▶ **TASK TO COMPLETE**:
Skip every picture and transcribe the remaining material exactly.

▶ **MATERIAL PROVIDED**:
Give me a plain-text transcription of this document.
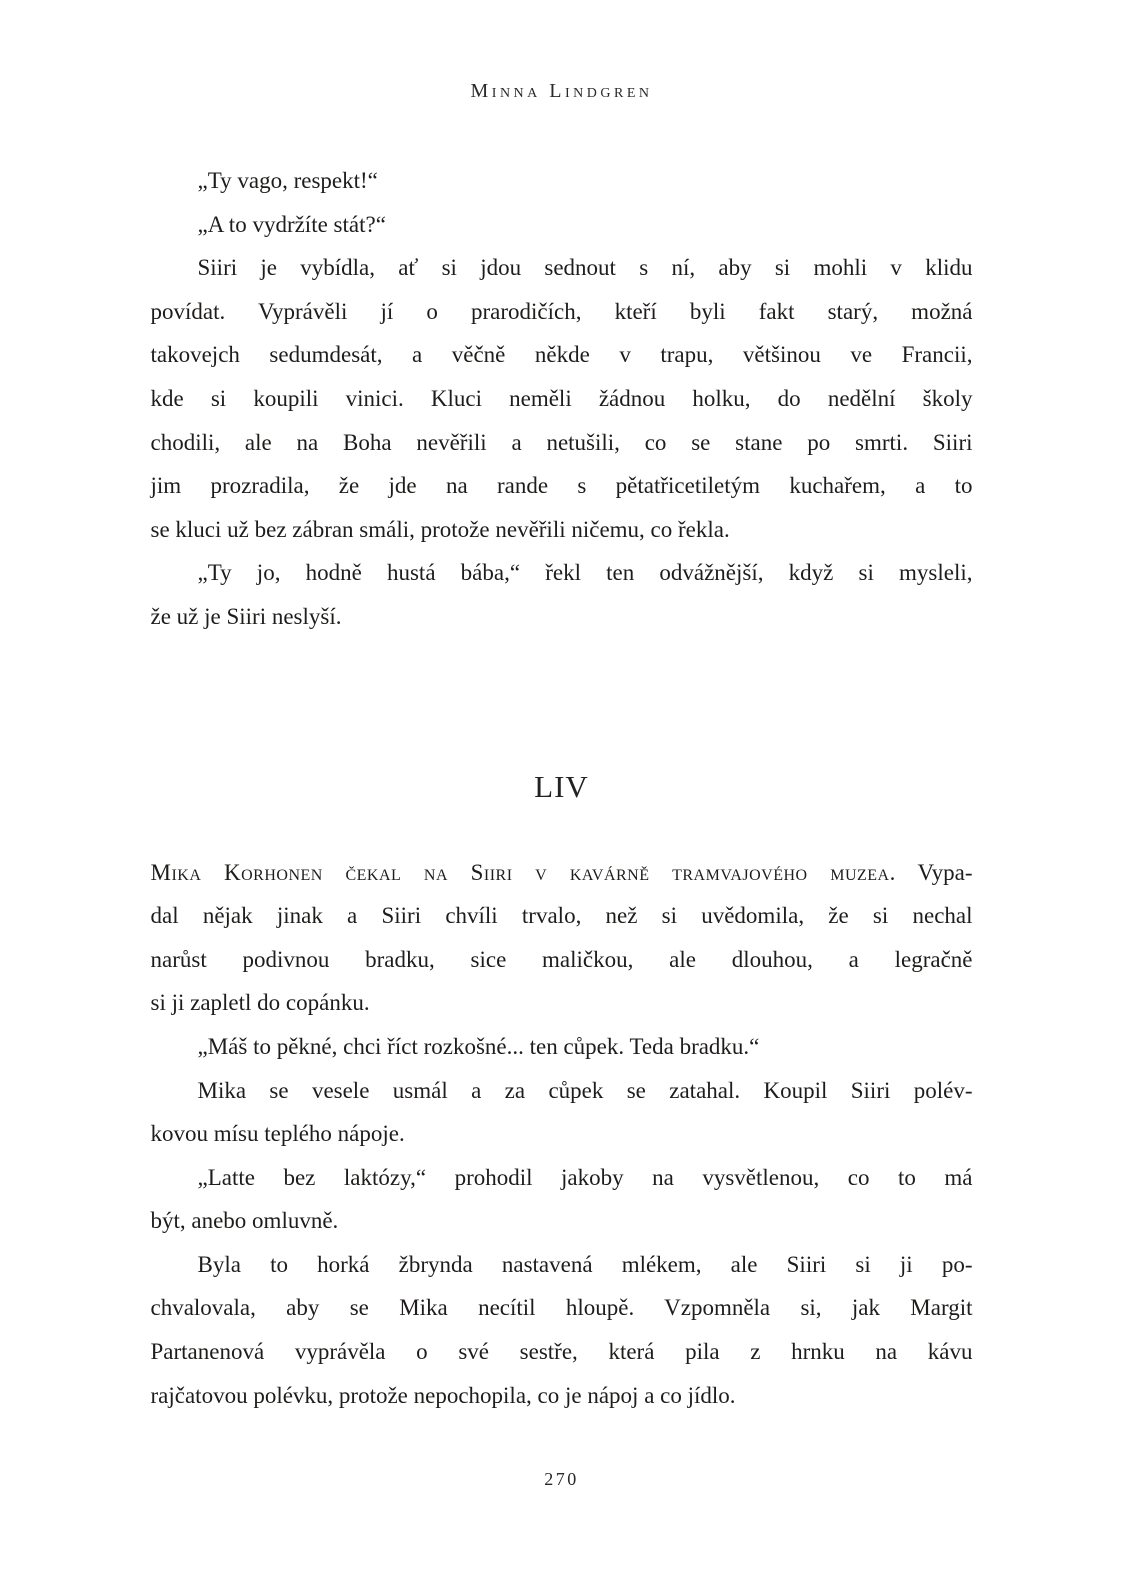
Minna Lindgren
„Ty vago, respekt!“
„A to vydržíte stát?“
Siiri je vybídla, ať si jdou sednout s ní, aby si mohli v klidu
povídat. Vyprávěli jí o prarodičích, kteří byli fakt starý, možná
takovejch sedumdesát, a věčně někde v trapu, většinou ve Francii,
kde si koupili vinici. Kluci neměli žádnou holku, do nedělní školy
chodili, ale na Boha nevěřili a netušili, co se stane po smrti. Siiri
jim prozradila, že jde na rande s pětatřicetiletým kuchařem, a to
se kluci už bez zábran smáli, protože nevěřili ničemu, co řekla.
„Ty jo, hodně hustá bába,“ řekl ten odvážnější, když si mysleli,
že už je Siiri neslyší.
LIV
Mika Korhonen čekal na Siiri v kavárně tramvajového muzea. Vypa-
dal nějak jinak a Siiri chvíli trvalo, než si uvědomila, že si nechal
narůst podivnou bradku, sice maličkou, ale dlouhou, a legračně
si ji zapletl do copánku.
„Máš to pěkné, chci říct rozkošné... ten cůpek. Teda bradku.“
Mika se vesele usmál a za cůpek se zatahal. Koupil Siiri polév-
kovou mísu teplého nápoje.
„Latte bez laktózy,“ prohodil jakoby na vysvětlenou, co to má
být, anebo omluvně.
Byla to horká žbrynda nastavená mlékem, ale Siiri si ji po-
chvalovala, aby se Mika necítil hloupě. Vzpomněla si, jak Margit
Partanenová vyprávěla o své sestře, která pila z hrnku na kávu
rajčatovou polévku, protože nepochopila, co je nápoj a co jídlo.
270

▶ **OUTPUT OF THE EXERCISE**:
Give me a plain-text transcription of this document.
Minna Lindgren
„Ty vago, respekt!“
„A to vydržíte stát?“
Siiri je vybídla, ať si jdou sednout s ní, aby si mohli v klidu
povídat. Vyprávěli jí o prarodičích, kteří byli fakt starý, možná
takovejch sedumdesát, a věčně někde v trapu, většinou ve Francii,
kde si koupili vinici. Kluci neměli žádnou holku, do nedělní školy
chodili, ale na Boha nevěřili a netušili, co se stane po smrti. Siiri
jim prozradila, že jde na rande s pětatřicetiletým kuchařem, a to
se kluci už bez zábran smáli, protože nevěřili ničemu, co řekla.
„Ty jo, hodně hustá bába,“ řekl ten odvážnější, když si mysleli,
že už je Siiri neslyší.
LIV
Mika Korhonen čekal na Siiri v kavárně tramvajového muzea. Vypa-
dal nějak jinak a Siiri chvíli trvalo, než si uvědomila, že si nechal
narůst podivnou bradku, sice maličkou, ale dlouhou, a legračně
si ji zapletl do copánku.
„Máš to pěkné, chci říct rozkošné... ten cůpek. Teda bradku.“
Mika se vesele usmál a za cůpek se zatahal. Koupil Siiri polév-
kovou mísu teplého nápoje.
„Latte bez laktózy,“ prohodil jakoby na vysvětlenou, co to má
být, anebo omluvně.
Byla to horká žbrynda nastavená mlékem, ale Siiri si ji po-
chvalovala, aby se Mika necítil hloupě. Vzpomněla si, jak Margit
Partanenová vyprávěla o své sestře, která pila z hrnku na kávu
rajčatovou polévku, protože nepochopila, co je nápoj a co jídlo.
270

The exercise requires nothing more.